*RECORDS TO PROCESS*:

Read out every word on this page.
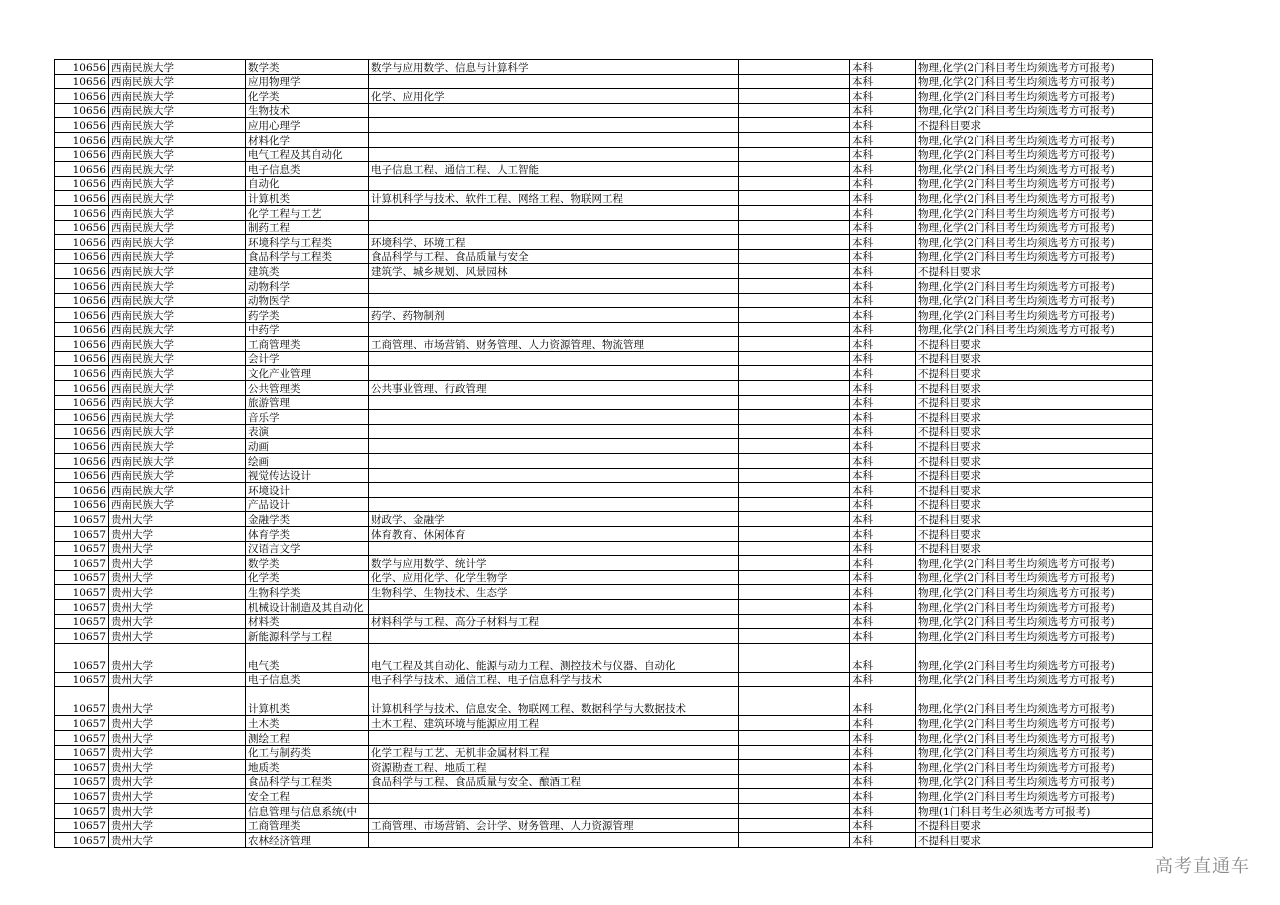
10656	西南民族大学	数学类	数学与应用数学、信息与计算科学		本科	物理,化学(2门科目考生均须选考方可报考)
10656	西南民族大学	应用物理学			本科	物理,化学(2门科目考生均须选考方可报考)
10656	西南民族大学	化学类	化学、应用化学		本科	物理,化学(2门科目考生均须选考方可报考)
10656	西南民族大学	生物技术			本科	物理,化学(2门科目考生均须选考方可报考)
10656	西南民族大学	应用心理学			本科	不提科目要求
10656	西南民族大学	材料化学			本科	物理,化学(2门科目考生均须选考方可报考)
10656	西南民族大学	电气工程及其自动化			本科	物理,化学(2门科目考生均须选考方可报考)
10656	西南民族大学	电子信息类	电子信息工程、通信工程、人工智能		本科	物理,化学(2门科目考生均须选考方可报考)
10656	西南民族大学	自动化			本科	物理,化学(2门科目考生均须选考方可报考)
10656	西南民族大学	计算机类	计算机科学与技术、软件工程、网络工程、物联网工程		本科	物理,化学(2门科目考生均须选考方可报考)
10656	西南民族大学	化学工程与工艺			本科	物理,化学(2门科目考生均须选考方可报考)
10656	西南民族大学	制药工程			本科	物理,化学(2门科目考生均须选考方可报考)
10656	西南民族大学	环境科学与工程类	环境科学、环境工程		本科	物理,化学(2门科目考生均须选考方可报考)
10656	西南民族大学	食品科学与工程类	食品科学与工程、食品质量与安全		本科	物理,化学(2门科目考生均须选考方可报考)
10656	西南民族大学	建筑类	建筑学、城乡规划、风景园林		本科	不提科目要求
10656	西南民族大学	动物科学			本科	物理,化学(2门科目考生均须选考方可报考)
10656	西南民族大学	动物医学			本科	物理,化学(2门科目考生均须选考方可报考)
10656	西南民族大学	药学类	药学、药物制剂		本科	物理,化学(2门科目考生均须选考方可报考)
10656	西南民族大学	中药学			本科	物理,化学(2门科目考生均须选考方可报考)
10656	西南民族大学	工商管理类	工商管理、市场营销、财务管理、人力资源管理、物流管理		本科	不提科目要求
10656	西南民族大学	会计学			本科	不提科目要求
10656	西南民族大学	文化产业管理			本科	不提科目要求
10656	西南民族大学	公共管理类	公共事业管理、行政管理		本科	不提科目要求
10656	西南民族大学	旅游管理			本科	不提科目要求
10656	西南民族大学	音乐学			本科	不提科目要求
10656	西南民族大学	表演			本科	不提科目要求
10656	西南民族大学	动画			本科	不提科目要求
10656	西南民族大学	绘画			本科	不提科目要求
10656	西南民族大学	视觉传达设计			本科	不提科目要求
10656	西南民族大学	环境设计			本科	不提科目要求
10656	西南民族大学	产品设计			本科	不提科目要求
10657	贵州大学	金融学类	财政学、金融学		本科	不提科目要求
10657	贵州大学	体育学类	体育教育、休闲体育		本科	不提科目要求
10657	贵州大学	汉语言文学			本科	不提科目要求
10657	贵州大学	数学类	数学与应用数学、统计学		本科	物理,化学(2门科目考生均须选考方可报考)
10657	贵州大学	化学类	化学、应用化学、化学生物学		本科	物理,化学(2门科目考生均须选考方可报考)
10657	贵州大学	生物科学类	生物科学、生物技术、生态学		本科	物理,化学(2门科目考生均须选考方可报考)
10657	贵州大学	机械设计制造及其自动化			本科	物理,化学(2门科目考生均须选考方可报考)
10657	贵州大学	材料类	材料科学与工程、高分子材料与工程		本科	物理,化学(2门科目考生均须选考方可报考)
10657	贵州大学	新能源科学与工程			本科	物理,化学(2门科目考生均须选考方可报考)
10657	贵州大学	电气类	电气工程及其自动化、能源与动力工程、测控技术与仪器、自动化		本科	物理,化学(2门科目考生均须选考方可报考)
10657	贵州大学	电子信息类	电子科学与技术、通信工程、电子信息科学与技术		本科	物理,化学(2门科目考生均须选考方可报考)
10657	贵州大学	计算机类	计算机科学与技术、信息安全、物联网工程、数据科学与大数据技术		本科	物理,化学(2门科目考生均须选考方可报考)
10657	贵州大学	土木类	土木工程、建筑环境与能源应用工程		本科	物理,化学(2门科目考生均须选考方可报考)
10657	贵州大学	测绘工程			本科	物理,化学(2门科目考生均须选考方可报考)
10657	贵州大学	化工与制药类	化学工程与工艺、无机非金属材料工程		本科	物理,化学(2门科目考生均须选考方可报考)
10657	贵州大学	地质类	资源勘查工程、地质工程		本科	物理,化学(2门科目考生均须选考方可报考)
10657	贵州大学	食品科学与工程类	食品科学与工程、食品质量与安全、酿酒工程		本科	物理,化学(2门科目考生均须选考方可报考)
10657	贵州大学	安全工程			本科	物理,化学(2门科目考生均须选考方可报考)
10657	贵州大学	信息管理与信息系统(中			本科	物理(1门科目考生必须选考方可报考)
10657	贵州大学	工商管理类	工商管理、市场营销、会计学、财务管理、人力资源管理		本科	不提科目要求
10657	贵州大学	农林经济管理			本科	不提科目要求
高考直通车
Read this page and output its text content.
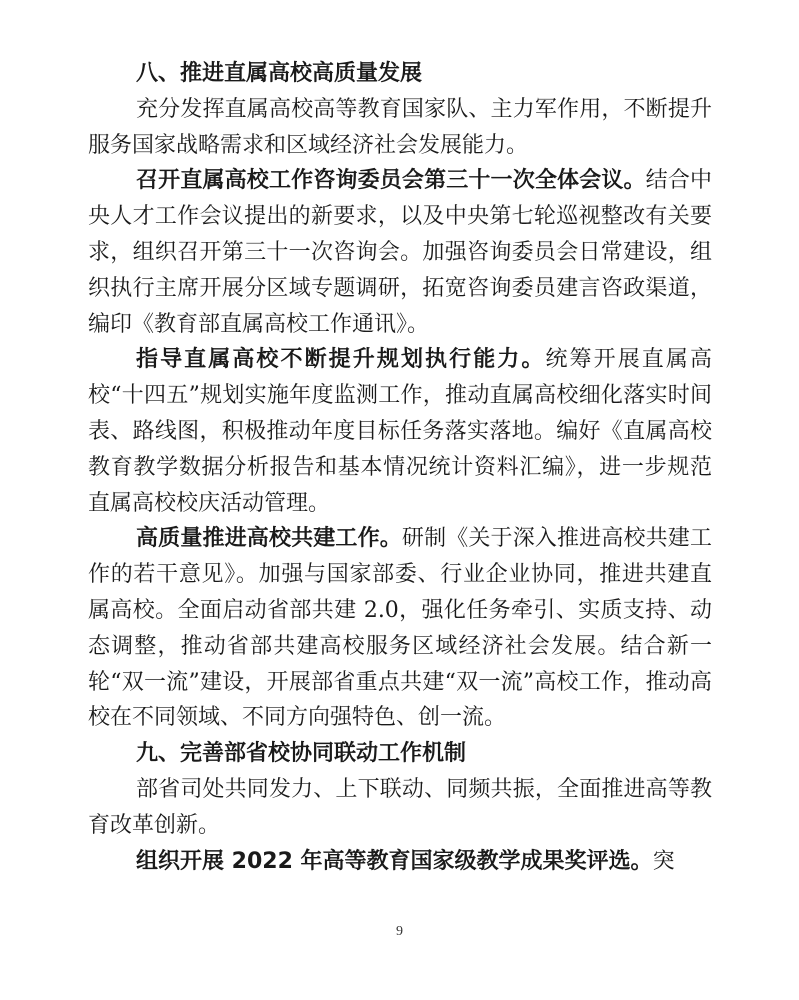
八、推进直属高校高质量发展

充分发挥直属高校高等教育国家队、主力军作用，不断提升服务国家战略需求和区域经济社会发展能力。

召开直属高校工作咨询委员会第三十一次全体会议。结合中央人才工作会议提出的新要求，以及中央第七轮巡视整改有关要求，组织召开第三十一次咨询会。加强咨询委员会日常建设，组织执行主席开展分区域专题调研，拓宽咨询委员建言咨政渠道，编印《教育部直属高校工作通讯》。

指导直属高校不断提升规划执行能力。统筹开展直属高校“十四五”规划实施年度监测工作，推动直属高校细化落实时间表、路线图，积极推动年度目标任务落实落地。编好《直属高校教育教学数据分析报告和基本情况统计资料汇编》，进一步规范直属高校校庆活动管理。

高质量推进高校共建工作。研制《关于深入推进高校共建工作的若干意见》。加强与国家部委、行业企业协同，推进共建直属高校。全面启动省部共建 2.0，强化任务牵引、实质支持、动态调整，推动省部共建高校服务区域经济社会发展。结合新一轮“双一流”建设，开展部省重点共建“双一流”高校工作，推动高校在不同领域、不同方向强特色、创一流。

九、完善部省校协同联动工作机制

部省司处共同发力、上下联动、同频共振，全面推进高等教育改革创新。

组织开展 2022 年高等教育国家级教学成果奖评选。突

9
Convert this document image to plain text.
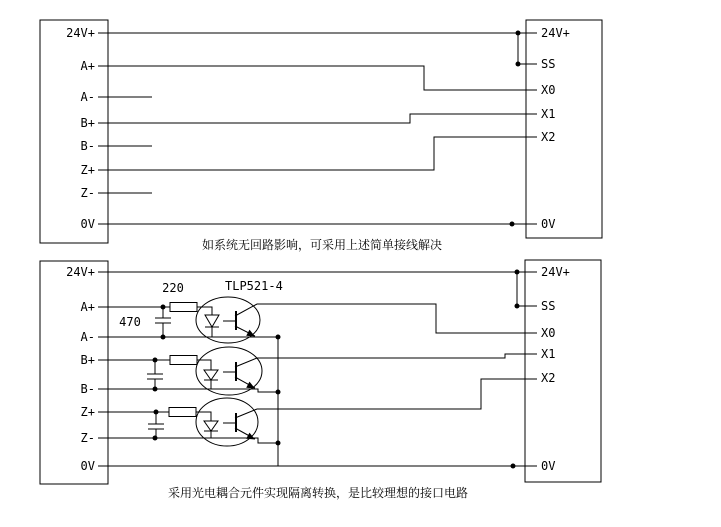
24V+
A+
A-
B+
B-
Z+
Z-
0V
24V+
SS
X0
X1
X2
0V
如系统无回路影响，可采用上述简单接线解决
24V+
A+
A-
B+
B-
Z+
Z-
0V
24V+
SS
X0
X1
X2
0V
220
470
TLP521-4
采用光电耦合元件实现隔离转换，是比较理想的接口电路
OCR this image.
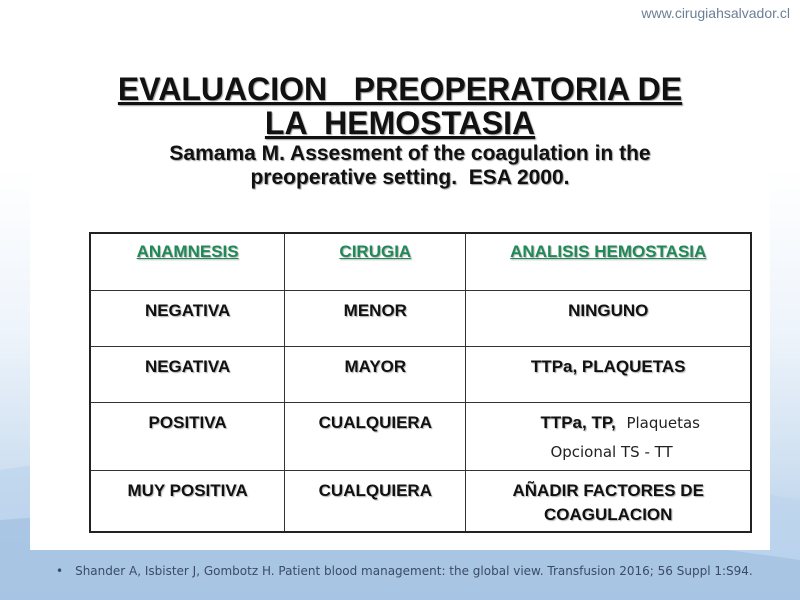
www.cirugiahsalvador.cl
EVALUACION   PREOPERATORIA DE
LA  HEMOSTASIA
Samama M. Assesment of the coagulation in the
preoperative setting.  ESA 2000.
ANAMNESIS	CIRUGIA	ANALISIS HEMOSTASIA
NEGATIVA	MENOR	NINGUNO
NEGATIVA	MAYOR	TTPa, PLAQUETAS
POSITIVA	CUALQUIERA	TTPa, TP, Plaquetas
Opcional TS - TT

MUY POSITIVA	CUALQUIERA	AÑADIR FACTORES DE
COAGULACION
• Shander A, Isbister J, Gombotz H. Patient blood management: the global view. Transfusion 2016; 56 Suppl 1:S94.
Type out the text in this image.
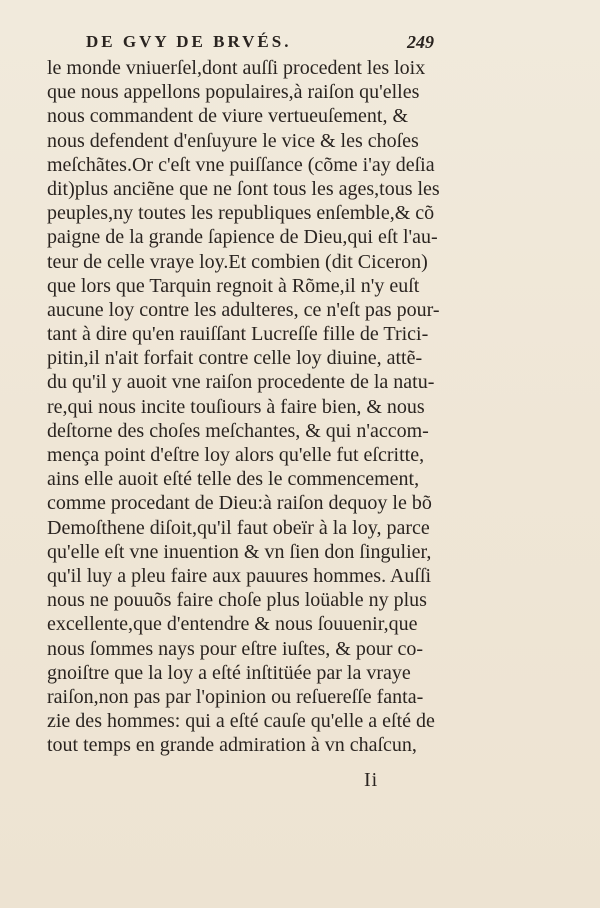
DE GVY DE BRVÉS.	249
le monde vniuerſel,dont auſſi procedent les loix
que nous appellons populaires,à raiſon qu'elles
nous commandent de viure vertueuſement, &
nous defendent d'enſuyure le vice & les choſes
meſchãtes.Or c'eſt vne puiſſance (cõme i'ay deſia
dit)plus anciẽne que ne ſont tous les ages,tous les
peuples,ny toutes les republiques enſemble,& cõ
paigne de la grande ſapience de Dieu,qui eſt l'au-
teur de celle vraye loy.Et combien (dit Ciceron)
que lors que Tarquin regnoit à Rõme,il n'y euſt
aucune loy contre les adulteres, ce n'eſt pas pour-
tant à dire qu'en rauiſſant Lucreſſe fille de Trici-
pitin,il n'ait forfait contre celle loy diuine, attẽ-
du qu'il y auoit vne raiſon procedente de la natu-
re,qui nous incite touſiours à faire bien, & nous
deſtorne des choſes meſchantes, & qui n'accom-
mença point d'eſtre loy alors qu'elle fut eſcritte,
ains elle auoit eſté telle des le commencement,
comme procedant de Dieu:à raiſon dequoy le bõ
Demoſthene diſoit,qu'il faut obeïr à la loy, parce
qu'elle eſt vne inuention & vn ſien don ſingulier,
qu'il luy a pleu faire aux pauures hommes. Auſſi
nous ne pouuõs faire choſe plus loüable ny plus
excellente,que d'entendre & nous ſouuenir,que
nous ſommes nays pour eſtre iuſtes, & pour co-
gnoiſtre que la loy a eſté inſtitüée par la vraye
raiſon,non pas par l'opinion ou reſuereſſe fanta-
zie des hommes: qui a eſté cauſe qu'elle a eſté de
tout temps en grande admiration à vn chaſcun,
Ii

*TASK DIRECTIONS*:
Count how many lines above include the word "人力资源管理" and answer with that figure only.

*RESULT OF THIS EXERCISE*:
2